» Task statement:
Extract all records. Keep each one exact.

» Excerpted records:
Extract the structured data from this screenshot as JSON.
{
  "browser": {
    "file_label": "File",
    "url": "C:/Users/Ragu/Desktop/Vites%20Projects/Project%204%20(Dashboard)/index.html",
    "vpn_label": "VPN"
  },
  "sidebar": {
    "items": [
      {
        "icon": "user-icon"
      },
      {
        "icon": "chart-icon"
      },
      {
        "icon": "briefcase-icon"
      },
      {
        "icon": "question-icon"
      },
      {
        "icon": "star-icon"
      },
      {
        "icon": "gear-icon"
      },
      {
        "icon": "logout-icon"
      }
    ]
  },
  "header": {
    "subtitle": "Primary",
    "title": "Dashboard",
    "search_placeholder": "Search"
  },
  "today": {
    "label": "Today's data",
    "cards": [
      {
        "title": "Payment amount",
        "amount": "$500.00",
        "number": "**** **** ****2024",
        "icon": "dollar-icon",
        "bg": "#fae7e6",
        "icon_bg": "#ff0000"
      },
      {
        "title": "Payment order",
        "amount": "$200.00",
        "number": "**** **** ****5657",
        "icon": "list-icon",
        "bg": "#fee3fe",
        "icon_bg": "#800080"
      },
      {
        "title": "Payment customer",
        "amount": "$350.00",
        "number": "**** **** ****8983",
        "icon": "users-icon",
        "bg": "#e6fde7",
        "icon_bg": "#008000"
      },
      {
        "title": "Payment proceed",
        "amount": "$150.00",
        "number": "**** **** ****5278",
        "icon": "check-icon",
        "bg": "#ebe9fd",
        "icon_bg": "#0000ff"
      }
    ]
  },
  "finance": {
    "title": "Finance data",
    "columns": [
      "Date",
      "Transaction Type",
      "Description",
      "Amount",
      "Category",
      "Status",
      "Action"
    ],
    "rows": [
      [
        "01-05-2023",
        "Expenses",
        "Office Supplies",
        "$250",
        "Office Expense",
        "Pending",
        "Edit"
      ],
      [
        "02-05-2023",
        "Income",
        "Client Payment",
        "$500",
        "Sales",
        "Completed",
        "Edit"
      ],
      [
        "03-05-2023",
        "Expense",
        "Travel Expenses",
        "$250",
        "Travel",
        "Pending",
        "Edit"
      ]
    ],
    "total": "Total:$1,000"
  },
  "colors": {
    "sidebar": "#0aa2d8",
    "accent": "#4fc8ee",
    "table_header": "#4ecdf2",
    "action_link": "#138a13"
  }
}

» Finished task:
Extract the structured data from this screenshot as JSON.
{
  "browser": {
    "file_label": "File",
    "url": "C:/Users/Ragu/Desktop/Vites%20Projects/Project%204%20(Dashboard)/index.html",
    "vpn_label": "VPN"
  },
  "sidebar": {
    "items": [
      {
        "icon": "user-icon"
      },
      {
        "icon": "chart-icon"
      },
      {
        "icon": "briefcase-icon"
      },
      {
        "icon": "question-icon"
      },
      {
        "icon": "star-icon"
      },
      {
        "icon": "gear-icon"
      },
      {
        "icon": "logout-icon"
      }
    ]
  },
  "header": {
    "subtitle": "Primary",
    "title": "Dashboard",
    "search_placeholder": "Search"
  },
  "today": {
    "label": "Today's data",
    "cards": [
      {
        "title": "Payment amount",
        "amount": "$500.00",
        "number": "**** **** ****2024",
        "icon": "dollar-icon",
        "bg": "#fae7e6",
        "icon_bg": "#ff0000"
      },
      {
        "title": "Payment order",
        "amount": "$200.00",
        "number": "**** **** ****5657",
        "icon": "list-icon",
        "bg": "#fee3fe",
        "icon_bg": "#800080"
      },
      {
        "title": "Payment customer",
        "amount": "$350.00",
        "number": "**** **** ****8983",
        "icon": "users-icon",
        "bg": "#e6fde7",
        "icon_bg": "#008000"
      },
      {
        "title": "Payment proceed",
        "amount": "$150.00",
        "number": "**** **** ****5278",
        "icon": "check-icon",
        "bg": "#ebe9fd",
        "icon_bg": "#0000ff"
      }
    ]
  },
  "finance": {
    "title": "Finance data",
    "columns": [
      "Date",
      "Transaction Type",
      "Description",
      "Amount",
      "Category",
      "Status",
      "Action"
    ],
    "rows": [
      [
        "01-05-2023",
        "Expenses",
        "Office Supplies",
        "$250",
        "Office Expense",
        "Pending",
        "Edit"
      ],
      [
        "02-05-2023",
        "Income",
        "Client Payment",
        "$500",
        "Sales",
        "Completed",
        "Edit"
      ],
      [
        "03-05-2023",
        "Expense",
        "Travel Expenses",
        "$250",
        "Travel",
        "Pending",
        "Edit"
      ]
    ],
    "total": "Total:$1,000"
  },
  "colors": {
    "sidebar": "#0aa2d8",
    "accent": "#4fc8ee",
    "table_header": "#4ecdf2",
    "action_link": "#138a13"
  }
}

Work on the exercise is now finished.